◆ **What you should do**
Write the material out again exactly as it stands.

Saved entries
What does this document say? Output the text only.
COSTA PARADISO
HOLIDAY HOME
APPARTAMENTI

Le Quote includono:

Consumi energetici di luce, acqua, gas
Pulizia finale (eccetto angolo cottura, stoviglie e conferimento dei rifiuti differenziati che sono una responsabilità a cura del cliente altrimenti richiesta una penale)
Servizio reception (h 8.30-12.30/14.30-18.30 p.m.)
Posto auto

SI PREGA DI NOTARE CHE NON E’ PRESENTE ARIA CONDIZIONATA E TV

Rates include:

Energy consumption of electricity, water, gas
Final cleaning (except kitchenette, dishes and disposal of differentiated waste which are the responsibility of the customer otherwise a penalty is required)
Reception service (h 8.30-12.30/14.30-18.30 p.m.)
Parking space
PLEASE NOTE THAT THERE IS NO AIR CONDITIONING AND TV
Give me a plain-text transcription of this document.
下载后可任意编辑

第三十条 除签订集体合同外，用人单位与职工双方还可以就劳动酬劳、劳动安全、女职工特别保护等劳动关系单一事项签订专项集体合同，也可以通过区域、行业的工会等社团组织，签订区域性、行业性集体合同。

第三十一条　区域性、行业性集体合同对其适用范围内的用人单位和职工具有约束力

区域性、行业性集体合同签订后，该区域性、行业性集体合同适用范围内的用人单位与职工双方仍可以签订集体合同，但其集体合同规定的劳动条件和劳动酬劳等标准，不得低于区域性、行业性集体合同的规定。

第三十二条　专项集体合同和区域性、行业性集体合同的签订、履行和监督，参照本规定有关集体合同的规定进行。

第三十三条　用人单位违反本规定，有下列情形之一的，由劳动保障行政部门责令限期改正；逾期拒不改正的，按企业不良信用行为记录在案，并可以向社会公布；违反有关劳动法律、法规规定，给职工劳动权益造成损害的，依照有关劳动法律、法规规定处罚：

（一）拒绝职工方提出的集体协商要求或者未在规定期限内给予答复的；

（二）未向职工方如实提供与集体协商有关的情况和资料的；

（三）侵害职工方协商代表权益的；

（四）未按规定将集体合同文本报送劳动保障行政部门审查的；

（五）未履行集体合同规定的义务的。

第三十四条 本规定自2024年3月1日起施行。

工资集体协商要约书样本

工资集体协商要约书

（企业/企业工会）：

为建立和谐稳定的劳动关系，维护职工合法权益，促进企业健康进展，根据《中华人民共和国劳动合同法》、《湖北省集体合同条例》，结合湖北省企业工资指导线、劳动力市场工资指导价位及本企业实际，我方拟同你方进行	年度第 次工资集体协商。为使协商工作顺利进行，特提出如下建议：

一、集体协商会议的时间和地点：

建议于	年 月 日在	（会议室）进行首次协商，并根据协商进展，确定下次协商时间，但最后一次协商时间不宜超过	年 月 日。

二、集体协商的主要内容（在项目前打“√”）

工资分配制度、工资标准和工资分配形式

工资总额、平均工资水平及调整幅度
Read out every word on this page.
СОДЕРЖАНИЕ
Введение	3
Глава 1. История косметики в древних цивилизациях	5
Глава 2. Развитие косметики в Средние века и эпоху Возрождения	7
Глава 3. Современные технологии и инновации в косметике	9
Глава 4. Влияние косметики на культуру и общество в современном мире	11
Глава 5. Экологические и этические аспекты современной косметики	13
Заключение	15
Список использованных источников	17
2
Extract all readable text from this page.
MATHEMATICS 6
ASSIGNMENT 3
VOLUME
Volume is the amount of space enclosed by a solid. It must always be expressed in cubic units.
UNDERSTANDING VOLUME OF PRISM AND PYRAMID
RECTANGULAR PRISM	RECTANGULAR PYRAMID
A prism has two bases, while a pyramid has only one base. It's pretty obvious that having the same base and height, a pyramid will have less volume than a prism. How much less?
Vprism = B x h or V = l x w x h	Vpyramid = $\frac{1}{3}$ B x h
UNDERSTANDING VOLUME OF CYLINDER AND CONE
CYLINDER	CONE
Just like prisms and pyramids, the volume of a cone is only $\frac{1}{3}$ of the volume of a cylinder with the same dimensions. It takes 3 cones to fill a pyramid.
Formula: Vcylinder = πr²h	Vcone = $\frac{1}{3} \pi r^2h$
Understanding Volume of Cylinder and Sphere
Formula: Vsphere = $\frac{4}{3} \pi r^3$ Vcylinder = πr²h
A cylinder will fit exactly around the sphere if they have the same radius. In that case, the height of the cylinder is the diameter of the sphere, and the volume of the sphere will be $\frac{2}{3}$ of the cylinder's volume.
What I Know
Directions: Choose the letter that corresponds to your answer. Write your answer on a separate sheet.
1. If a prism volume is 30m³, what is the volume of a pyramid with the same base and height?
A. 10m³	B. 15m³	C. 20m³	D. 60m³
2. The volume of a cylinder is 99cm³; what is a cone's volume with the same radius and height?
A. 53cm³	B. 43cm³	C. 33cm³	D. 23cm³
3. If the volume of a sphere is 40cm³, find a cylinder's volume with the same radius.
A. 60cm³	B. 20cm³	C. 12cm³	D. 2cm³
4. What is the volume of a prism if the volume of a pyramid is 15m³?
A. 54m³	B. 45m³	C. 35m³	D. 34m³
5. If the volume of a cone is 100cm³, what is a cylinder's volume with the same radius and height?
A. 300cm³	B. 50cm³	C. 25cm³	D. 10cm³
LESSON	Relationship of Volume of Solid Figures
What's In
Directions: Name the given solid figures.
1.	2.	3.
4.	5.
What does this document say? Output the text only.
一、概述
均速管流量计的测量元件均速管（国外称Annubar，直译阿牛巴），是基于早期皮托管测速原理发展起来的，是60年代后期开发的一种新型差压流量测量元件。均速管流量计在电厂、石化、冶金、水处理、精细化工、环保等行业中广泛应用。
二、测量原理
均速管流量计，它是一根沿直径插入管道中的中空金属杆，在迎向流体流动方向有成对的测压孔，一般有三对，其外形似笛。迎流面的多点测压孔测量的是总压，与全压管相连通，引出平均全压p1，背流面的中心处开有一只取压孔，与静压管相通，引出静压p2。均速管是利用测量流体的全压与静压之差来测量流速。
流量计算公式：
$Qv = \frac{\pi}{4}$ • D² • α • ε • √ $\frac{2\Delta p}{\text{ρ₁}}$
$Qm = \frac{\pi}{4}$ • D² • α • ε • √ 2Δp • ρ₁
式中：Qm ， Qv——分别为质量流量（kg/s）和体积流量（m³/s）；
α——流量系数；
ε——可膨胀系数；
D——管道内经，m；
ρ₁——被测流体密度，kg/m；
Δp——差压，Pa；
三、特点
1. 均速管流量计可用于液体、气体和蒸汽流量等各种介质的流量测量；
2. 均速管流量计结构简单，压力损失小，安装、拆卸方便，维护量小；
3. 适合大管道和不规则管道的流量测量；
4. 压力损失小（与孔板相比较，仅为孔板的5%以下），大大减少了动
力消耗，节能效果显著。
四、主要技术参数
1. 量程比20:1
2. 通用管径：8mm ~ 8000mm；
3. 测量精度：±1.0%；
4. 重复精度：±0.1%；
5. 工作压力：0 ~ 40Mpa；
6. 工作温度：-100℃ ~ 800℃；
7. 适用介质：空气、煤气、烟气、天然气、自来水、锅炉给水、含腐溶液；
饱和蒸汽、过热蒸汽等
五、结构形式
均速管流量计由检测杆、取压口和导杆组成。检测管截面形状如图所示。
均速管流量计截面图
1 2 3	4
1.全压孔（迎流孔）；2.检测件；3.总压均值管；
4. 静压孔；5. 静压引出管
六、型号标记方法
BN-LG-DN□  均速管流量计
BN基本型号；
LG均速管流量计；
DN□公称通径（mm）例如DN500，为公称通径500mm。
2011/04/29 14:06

◆ **Result**
What does this document say? Output the text only.
COSTA PARADISO
HOLIDAY HOME
APPARTAMENTI

Le Quote includono:

Consumi energetici di luce, acqua, gas
Pulizia finale (eccetto angolo cottura, stoviglie e conferimento dei rifiuti differenziati che sono una responsabilità a cura del cliente altrimenti richiesta una penale)
Servizio reception (h 8.30-12.30/14.30-18.30 p.m.)
Posto auto

SI PREGA DI NOTARE CHE NON E’ PRESENTE ARIA CONDIZIONATA E TV

Rates include:

Energy consumption of electricity, water, gas
Final cleaning (except kitchenette, dishes and disposal of differentiated waste which are the responsibility of the customer otherwise a penalty is required)
Reception service (h 8.30-12.30/14.30-18.30 p.m.)
Parking space
PLEASE NOTE THAT THERE IS NO AIR CONDITIONING AND TV
Give me a plain-text transcription of this document.
下载后可任意编辑

第三十条 除签订集体合同外，用人单位与职工双方还可以就劳动酬劳、劳动安全、女职工特别保护等劳动关系单一事项签订专项集体合同，也可以通过区域、行业的工会等社团组织，签订区域性、行业性集体合同。

第三十一条　区域性、行业性集体合同对其适用范围内的用人单位和职工具有约束力

区域性、行业性集体合同签订后，该区域性、行业性集体合同适用范围内的用人单位与职工双方仍可以签订集体合同，但其集体合同规定的劳动条件和劳动酬劳等标准，不得低于区域性、行业性集体合同的规定。

第三十二条　专项集体合同和区域性、行业性集体合同的签订、履行和监督，参照本规定有关集体合同的规定进行。

第三十三条　用人单位违反本规定，有下列情形之一的，由劳动保障行政部门责令限期改正；逾期拒不改正的，按企业不良信用行为记录在案，并可以向社会公布；违反有关劳动法律、法规规定，给职工劳动权益造成损害的，依照有关劳动法律、法规规定处罚：

（一）拒绝职工方提出的集体协商要求或者未在规定期限内给予答复的；

（二）未向职工方如实提供与集体协商有关的情况和资料的；

（三）侵害职工方协商代表权益的；

（四）未按规定将集体合同文本报送劳动保障行政部门审查的；

（五）未履行集体合同规定的义务的。

第三十四条 本规定自2024年3月1日起施行。

工资集体协商要约书样本

工资集体协商要约书

（企业/企业工会）：

为建立和谐稳定的劳动关系，维护职工合法权益，促进企业健康进展，根据《中华人民共和国劳动合同法》、《湖北省集体合同条例》，结合湖北省企业工资指导线、劳动力市场工资指导价位及本企业实际，我方拟同你方进行	年度第 次工资集体协商。为使协商工作顺利进行，特提出如下建议：

一、集体协商会议的时间和地点：

建议于	年 月 日在	（会议室）进行首次协商，并根据协商进展，确定下次协商时间，但最后一次协商时间不宜超过	年 月 日。

二、集体协商的主要内容（在项目前打“√”）

工资分配制度、工资标准和工资分配形式

工资总额、平均工资水平及调整幅度
Read out every word on this page.
СОДЕРЖАНИЕ
Введение	3
Глава 1. История косметики в древних цивилизациях	5
Глава 2. Развитие косметики в Средние века и эпоху Возрождения	7
Глава 3. Современные технологии и инновации в косметике	9
Глава 4. Влияние косметики на культуру и общество в современном мире	11
Глава 5. Экологические и этические аспекты современной косметики	13
Заключение	15
Список использованных источников	17
2
Extract all readable text from this page.
MATHEMATICS 6
ASSIGNMENT 3
VOLUME
Volume is the amount of space enclosed by a solid. It must always be expressed in cubic units.
UNDERSTANDING VOLUME OF PRISM AND PYRAMID
RECTANGULAR PRISM	RECTANGULAR PYRAMID
A prism has two bases, while a pyramid has only one base. It's pretty obvious that having the same base and height, a pyramid will have less volume than a prism. How much less?
Vprism = B x h or V = l x w x h	Vpyramid = $\frac{1}{3}$ B x h
UNDERSTANDING VOLUME OF CYLINDER AND CONE
CYLINDER	CONE
Just like prisms and pyramids, the volume of a cone is only $\frac{1}{3}$ of the volume of a cylinder with the same dimensions. It takes 3 cones to fill a pyramid.
Formula: Vcylinder = πr²h	Vcone = $\frac{1}{3} \pi r^2h$
Understanding Volume of Cylinder and Sphere
Formula: Vsphere = $\frac{4}{3} \pi r^3$ Vcylinder = πr²h
A cylinder will fit exactly around the sphere if they have the same radius. In that case, the height of the cylinder is the diameter of the sphere, and the volume of the sphere will be $\frac{2}{3}$ of the cylinder's volume.
What I Know
Directions: Choose the letter that corresponds to your answer. Write your answer on a separate sheet.
1. If a prism volume is 30m³, what is the volume of a pyramid with the same base and height?
A. 10m³	B. 15m³	C. 20m³	D. 60m³
2. The volume of a cylinder is 99cm³; what is a cone's volume with the same radius and height?
A. 53cm³	B. 43cm³	C. 33cm³	D. 23cm³
3. If the volume of a sphere is 40cm³, find a cylinder's volume with the same radius.
A. 60cm³	B. 20cm³	C. 12cm³	D. 2cm³
4. What is the volume of a prism if the volume of a pyramid is 15m³?
A. 54m³	B. 45m³	C. 35m³	D. 34m³
5. If the volume of a cone is 100cm³, what is a cylinder's volume with the same radius and height?
A. 300cm³	B. 50cm³	C. 25cm³	D. 10cm³
LESSON	Relationship of Volume of Solid Figures
What's In
Directions: Name the given solid figures.
1.	2.	3.
4.	5.
What does this document say? Output the text only.
一、概述
均速管流量计的测量元件均速管（国外称Annubar，直译阿牛巴），是基于早期皮托管测速原理发展起来的，是60年代后期开发的一种新型差压流量测量元件。均速管流量计在电厂、石化、冶金、水处理、精细化工、环保等行业中广泛应用。
二、测量原理
均速管流量计，它是一根沿直径插入管道中的中空金属杆，在迎向流体流动方向有成对的测压孔，一般有三对，其外形似笛。迎流面的多点测压孔测量的是总压，与全压管相连通，引出平均全压p1，背流面的中心处开有一只取压孔，与静压管相通，引出静压p2。均速管是利用测量流体的全压与静压之差来测量流速。
流量计算公式：
$Qv = \frac{\pi}{4}$ • D² • α • ε • √ $\frac{2\Delta p}{\text{ρ₁}}$
$Qm = \frac{\pi}{4}$ • D² • α • ε • √ 2Δp • ρ₁
式中：Qm ， Qv——分别为质量流量（kg/s）和体积流量（m³/s）；
α——流量系数；
ε——可膨胀系数；
D——管道内经，m；
ρ₁——被测流体密度，kg/m；
Δp——差压，Pa；
三、特点
1. 均速管流量计可用于液体、气体和蒸汽流量等各种介质的流量测量；
2. 均速管流量计结构简单，压力损失小，安装、拆卸方便，维护量小；
3. 适合大管道和不规则管道的流量测量；
4. 压力损失小（与孔板相比较，仅为孔板的5%以下），大大减少了动
力消耗，节能效果显著。
四、主要技术参数
1. 量程比20:1
2. 通用管径：8mm ~ 8000mm；
3. 测量精度：±1.0%；
4. 重复精度：±0.1%；
5. 工作压力：0 ~ 40Mpa；
6. 工作温度：-100℃ ~ 800℃；
7. 适用介质：空气、煤气、烟气、天然气、自来水、锅炉给水、含腐溶液；
饱和蒸汽、过热蒸汽等
五、结构形式
均速管流量计由检测杆、取压口和导杆组成。检测管截面形状如图所示。
均速管流量计截面图
1 2 3	4
1.全压孔（迎流孔）；2.检测件；3.总压均值管；
4. 静压孔；5. 静压引出管
六、型号标记方法
BN-LG-DN□  均速管流量计
BN基本型号；
LG均速管流量计；
DN□公称通径（mm）例如DN500，为公称通径500mm。
2011/04/29 14:06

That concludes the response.